— Start of SUPPLIED DATA —

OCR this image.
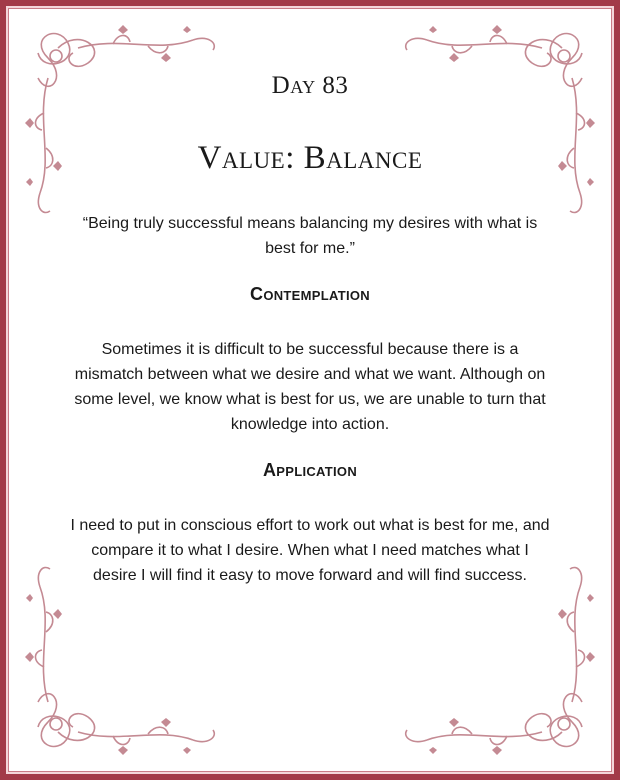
Day 83
Value: Balance
“Being truly successful means balancing my desires with what is best for me.”
Contemplation
Sometimes it is difficult to be successful because there is a mismatch between what we desire and what we want. Although on some level, we know what is best for us, we are unable to turn that knowledge into action.
Application
I need to put in conscious effort to work out what is best for me, and compare it to what I desire. When what I need matches what I desire I will find it easy to move forward and will find success.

— End of SUPPLIED DATA —

■ **YOUR TASK**
Reproduce all of the data exactly; the pictures do not belong in the copy.

■ **TASK SOLUTION**
OCR this image.
Day 83
Value: Balance
“Being truly successful means balancing my desires with what is best for me.”
Contemplation
Sometimes it is difficult to be successful because there is a mismatch between what we desire and what we want. Although on some level, we know what is best for us, we are unable to turn that knowledge into action.
Application
I need to put in conscious effort to work out what is best for me, and compare it to what I desire. When what I need matches what I desire I will find it easy to move forward and will find success.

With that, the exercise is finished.